Collection entries:
## START
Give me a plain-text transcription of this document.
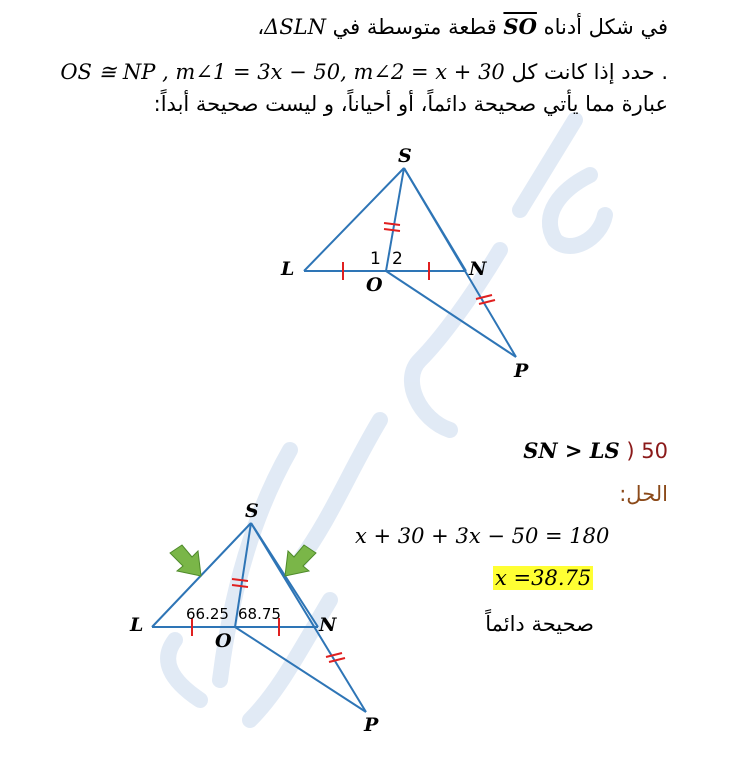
في شكل أدناه $\overline{SO}$ قطعة متوسطة في ΔSLN،
. حدد إذا كانت كل OS ≅ NP , m∠1 = 3x − 50, m∠2 = x + 30
عبارة مما يأتي صحيحة دائماً، أو أحياناً، و ليست صحيحة أبداً:
S
L	N
O
P
1 2
50 ( SN > LS
الحل:
x + 30 + 3x − 50 = 180
x =38.75
صحيحة دائماً
S
L	N
O
P
66.25 68.75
## END
- [TASK REQUIREMENTS] Every entry must be written out exactly, with all pictures left out.

- [OUTPUT FOR THIS EXERCISE]
Give me a plain-text transcription of this document.
في شكل أدناه $\overline{SO}$ قطعة متوسطة في ΔSLN،
. حدد إذا كانت كل OS ≅ NP , m∠1 = 3x − 50, m∠2 = x + 30
عبارة مما يأتي صحيحة دائماً، أو أحياناً، و ليست صحيحة أبداً:
S
L	N
O
P
1 2
50 ( SN > LS
الحل:
x + 30 + 3x − 50 = 180
x =38.75
صحيحة دائماً
S
L	N
O
P
66.25 68.75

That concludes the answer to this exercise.